◆ Exercise
Every line holding the string "cdot" should be gathered.

◆ Record extracts
╭──

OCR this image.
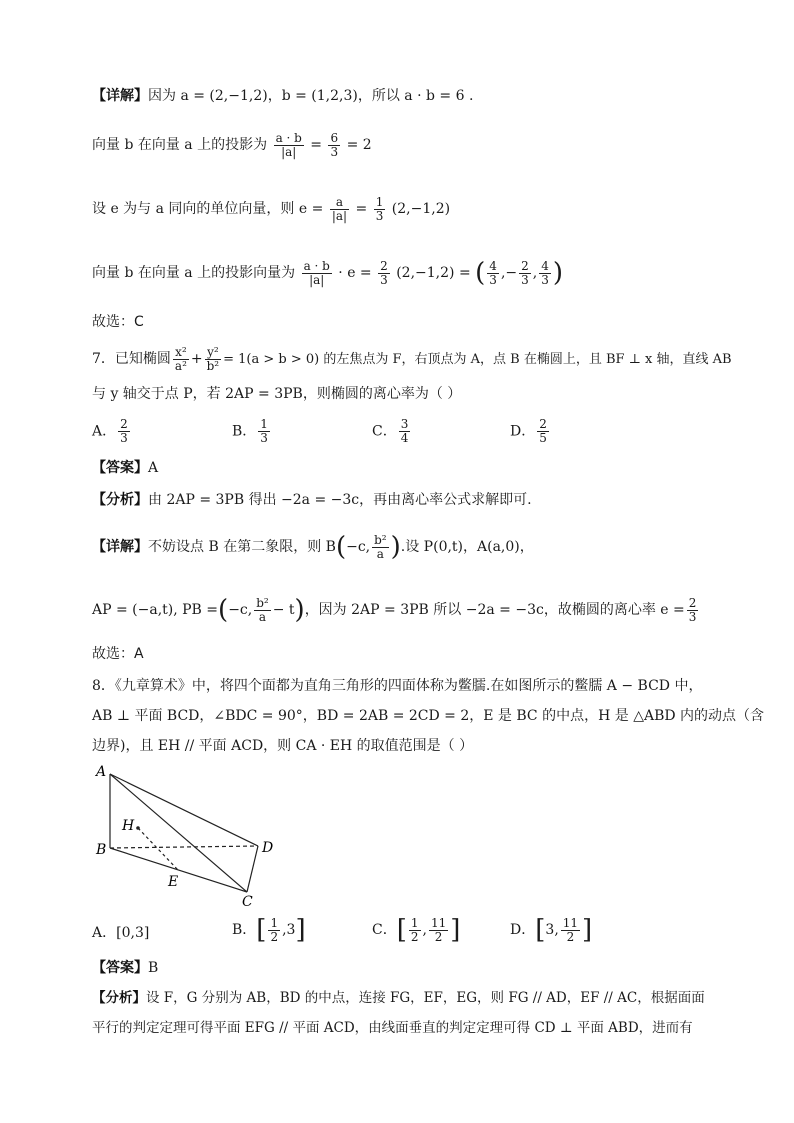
【详解】因为 a = (2,−1,2)，b = (1,2,3)，所以 a · b = 6 .
向量 b 在向量 a 上的投影为 $\frac{a \cdot b}{|a|} = \frac{6}{3} = 2$
设 e 为与 a 同向的单位向量，则 $e = \frac{a}{|a|} = \frac{1}{3} (2,-1,2)$
向量 b 在向量 a 上的投影向量为 $\frac{a \cdot b}{|a|} \cdot e = \frac{2}{3} (2,-1,2)$ = ( $\frac{4}{3}$ ,− $\frac{2}{3}$ , $\frac{4}{3}$ )
故选：C
7．已知椭圆 $\frac{\text{x²}}{\text{a²}} + \frac{\text{y²}}{\text{b²}} = 1(a > b > 0)$ 的左焦点为 F，右顶点为 A，点 B 在椭圆上，且 BF ⊥ x 轴，直线 AB
与 y 轴交于点 P，若 2AP = 3PB，则椭圆的离心率为（ ）
A． $\frac{2}{3}$	B． $\frac{1}{3}$	C． $\frac{3}{4}$	D． $\frac{2}{5}$
【答案】A
【分析】由 2AP = 3PB 得出 −2a = −3c，再由离心率公式求解即可.
【详解】不妨设点 B 在第二象限，则 B(−c, $\frac{\text{b²}}{a}$ ).设 P(0,t)，A(a,0)，
AP = (−a,t), PB =(−c, $\frac{\text{b²}}{a} - t$)，因为 2AP = 3PB 所以 −2a = −3c，故椭圆的离心率 $e = \frac{2}{3}$
故选：A
8．《九章算术》中，将四个面都为直角三角形的四面体称为鳖臑.在如图所示的鳖臑 A − BCD 中，
AB ⊥ 平面 BCD，∠BDC = 90°，BD = 2AB = 2CD = 2，E 是 BC 的中点，H 是 △ABD 内的动点（含
边界)，且 EH // 平面 ACD，则 CA · EH 的取值范围是（ ）
A
B
C
D
E
H
A．[0,3]	B．[ $\frac{1}{2} ,3$]	C．[ $\frac{1}{2}$ , $\frac{11}{2}$ ]	D．[3, $\frac{11}{2}$ ]
【答案】B
【分析】设 F，G 分别为 AB，BD 的中点，连接 FG，EF，EG，则 FG // AD，EF // AC，根据面面
平行的判定定理可得平面 EFG // 平面 ACD，由线面垂直的判定定理可得 CD ⊥ 平面 ABD，进而有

╰──

◆ Solution to the problem
向量 b 在向量 a 上的投影为 $\frac{a \cdot b}{|a|} = \frac{6}{3} = 2$
向量 b 在向量 a 上的投影向量为 $\frac{a \cdot b}{|a|} \cdot e = \frac{2}{3} (2,-1,2)$ = ( $\frac{4}{3}$ ,− $\frac{2}{3}$ , $\frac{4}{3}$ )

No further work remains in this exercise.